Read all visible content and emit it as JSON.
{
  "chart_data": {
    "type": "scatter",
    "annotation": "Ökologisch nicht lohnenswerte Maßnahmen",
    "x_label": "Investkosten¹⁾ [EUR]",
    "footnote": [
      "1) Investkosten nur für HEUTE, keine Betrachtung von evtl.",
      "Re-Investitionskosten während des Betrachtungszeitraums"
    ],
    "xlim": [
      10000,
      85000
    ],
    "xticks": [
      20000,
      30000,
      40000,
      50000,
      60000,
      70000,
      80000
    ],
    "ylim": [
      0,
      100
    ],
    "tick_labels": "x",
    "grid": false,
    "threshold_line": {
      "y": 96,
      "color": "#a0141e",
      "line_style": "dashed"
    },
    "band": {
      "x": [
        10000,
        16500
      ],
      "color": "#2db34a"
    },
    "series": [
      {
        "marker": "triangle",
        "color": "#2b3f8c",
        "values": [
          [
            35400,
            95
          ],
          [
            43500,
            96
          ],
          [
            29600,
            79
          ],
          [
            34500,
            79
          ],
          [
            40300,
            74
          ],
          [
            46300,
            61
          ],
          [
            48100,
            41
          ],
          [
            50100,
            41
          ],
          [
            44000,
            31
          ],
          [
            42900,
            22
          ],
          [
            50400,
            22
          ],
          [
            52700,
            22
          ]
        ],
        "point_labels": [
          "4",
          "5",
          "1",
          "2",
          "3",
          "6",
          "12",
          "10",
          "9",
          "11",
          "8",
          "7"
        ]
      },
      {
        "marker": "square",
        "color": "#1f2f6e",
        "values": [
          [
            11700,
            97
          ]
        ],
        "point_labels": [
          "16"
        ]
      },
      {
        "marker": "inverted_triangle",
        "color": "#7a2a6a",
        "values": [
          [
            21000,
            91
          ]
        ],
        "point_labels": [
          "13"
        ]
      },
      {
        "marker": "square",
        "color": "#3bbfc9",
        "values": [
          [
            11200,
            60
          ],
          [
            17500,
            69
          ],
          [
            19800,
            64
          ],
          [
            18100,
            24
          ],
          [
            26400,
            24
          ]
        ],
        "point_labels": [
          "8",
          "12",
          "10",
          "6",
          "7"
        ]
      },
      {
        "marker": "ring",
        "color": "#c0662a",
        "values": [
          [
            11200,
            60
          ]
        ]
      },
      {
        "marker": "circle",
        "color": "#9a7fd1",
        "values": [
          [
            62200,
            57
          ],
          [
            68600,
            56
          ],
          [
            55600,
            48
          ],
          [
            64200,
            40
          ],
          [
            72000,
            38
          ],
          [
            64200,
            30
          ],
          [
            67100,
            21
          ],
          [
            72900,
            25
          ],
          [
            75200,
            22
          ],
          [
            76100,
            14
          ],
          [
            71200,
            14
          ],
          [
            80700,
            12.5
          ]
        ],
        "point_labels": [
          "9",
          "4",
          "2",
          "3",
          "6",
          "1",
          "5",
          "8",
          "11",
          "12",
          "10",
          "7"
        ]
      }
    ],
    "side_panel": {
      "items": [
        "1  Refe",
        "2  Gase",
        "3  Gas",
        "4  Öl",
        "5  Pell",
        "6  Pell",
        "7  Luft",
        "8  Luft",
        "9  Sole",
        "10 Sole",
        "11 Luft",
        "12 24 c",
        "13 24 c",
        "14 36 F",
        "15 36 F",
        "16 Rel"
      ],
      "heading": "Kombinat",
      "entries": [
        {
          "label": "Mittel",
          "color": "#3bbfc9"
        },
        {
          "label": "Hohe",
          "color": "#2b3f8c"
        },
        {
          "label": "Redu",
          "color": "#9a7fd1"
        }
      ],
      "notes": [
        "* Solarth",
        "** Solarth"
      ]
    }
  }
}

=-=-=

■ **WORK INSTRUCTIONS**
Reproduce the data, keeping every line exactly the same.

■ **RESPONSE FOR THIS EXERCISE**
Read all visible content and emit it as JSON.
{
  "chart_data": {
    "type": "scatter",
    "annotation": "Ökologisch nicht lohnenswerte Maßnahmen",
    "x_label": "Investkosten¹⁾ [EUR]",
    "footnote": [
      "1) Investkosten nur für HEUTE, keine Betrachtung von evtl.",
      "Re-Investitionskosten während des Betrachtungszeitraums"
    ],
    "xlim": [
      10000,
      85000
    ],
    "xticks": [
      20000,
      30000,
      40000,
      50000,
      60000,
      70000,
      80000
    ],
    "ylim": [
      0,
      100
    ],
    "tick_labels": "x",
    "grid": false,
    "threshold_line": {
      "y": 96,
      "color": "#a0141e",
      "line_style": "dashed"
    },
    "band": {
      "x": [
        10000,
        16500
      ],
      "color": "#2db34a"
    },
    "series": [
      {
        "marker": "triangle",
        "color": "#2b3f8c",
        "values": [
          [
            35400,
            95
          ],
          [
            43500,
            96
          ],
          [
            29600,
            79
          ],
          [
            34500,
            79
          ],
          [
            40300,
            74
          ],
          [
            46300,
            61
          ],
          [
            48100,
            41
          ],
          [
            50100,
            41
          ],
          [
            44000,
            31
          ],
          [
            42900,
            22
          ],
          [
            50400,
            22
          ],
          [
            52700,
            22
          ]
        ],
        "point_labels": [
          "4",
          "5",
          "1",
          "2",
          "3",
          "6",
          "12",
          "10",
          "9",
          "11",
          "8",
          "7"
        ]
      },
      {
        "marker": "square",
        "color": "#1f2f6e",
        "values": [
          [
            11700,
            97
          ]
        ],
        "point_labels": [
          "16"
        ]
      },
      {
        "marker": "inverted_triangle",
        "color": "#7a2a6a",
        "values": [
          [
            21000,
            91
          ]
        ],
        "point_labels": [
          "13"
        ]
      },
      {
        "marker": "square",
        "color": "#3bbfc9",
        "values": [
          [
            11200,
            60
          ],
          [
            17500,
            69
          ],
          [
            19800,
            64
          ],
          [
            18100,
            24
          ],
          [
            26400,
            24
          ]
        ],
        "point_labels": [
          "8",
          "12",
          "10",
          "6",
          "7"
        ]
      },
      {
        "marker": "ring",
        "color": "#c0662a",
        "values": [
          [
            11200,
            60
          ]
        ]
      },
      {
        "marker": "circle",
        "color": "#9a7fd1",
        "values": [
          [
            62200,
            57
          ],
          [
            68600,
            56
          ],
          [
            55600,
            48
          ],
          [
            64200,
            40
          ],
          [
            72000,
            38
          ],
          [
            64200,
            30
          ],
          [
            67100,
            21
          ],
          [
            72900,
            25
          ],
          [
            75200,
            22
          ],
          [
            76100,
            14
          ],
          [
            71200,
            14
          ],
          [
            80700,
            12.5
          ]
        ],
        "point_labels": [
          "9",
          "4",
          "2",
          "3",
          "6",
          "1",
          "5",
          "8",
          "11",
          "12",
          "10",
          "7"
        ]
      }
    ],
    "side_panel": {
      "items": [
        "1  Refe",
        "2  Gase",
        "3  Gas",
        "4  Öl",
        "5  Pell",
        "6  Pell",
        "7  Luft",
        "8  Luft",
        "9  Sole",
        "10 Sole",
        "11 Luft",
        "12 24 c",
        "13 24 c",
        "14 36 F",
        "15 36 F",
        "16 Rel"
      ],
      "heading": "Kombinat",
      "entries": [
        {
          "label": "Mittel",
          "color": "#3bbfc9"
        },
        {
          "label": "Hohe",
          "color": "#2b3f8c"
        },
        {
          "label": "Redu",
          "color": "#9a7fd1"
        }
      ],
      "notes": [
        "* Solarth",
        "** Solarth"
      ]
    }
  }
}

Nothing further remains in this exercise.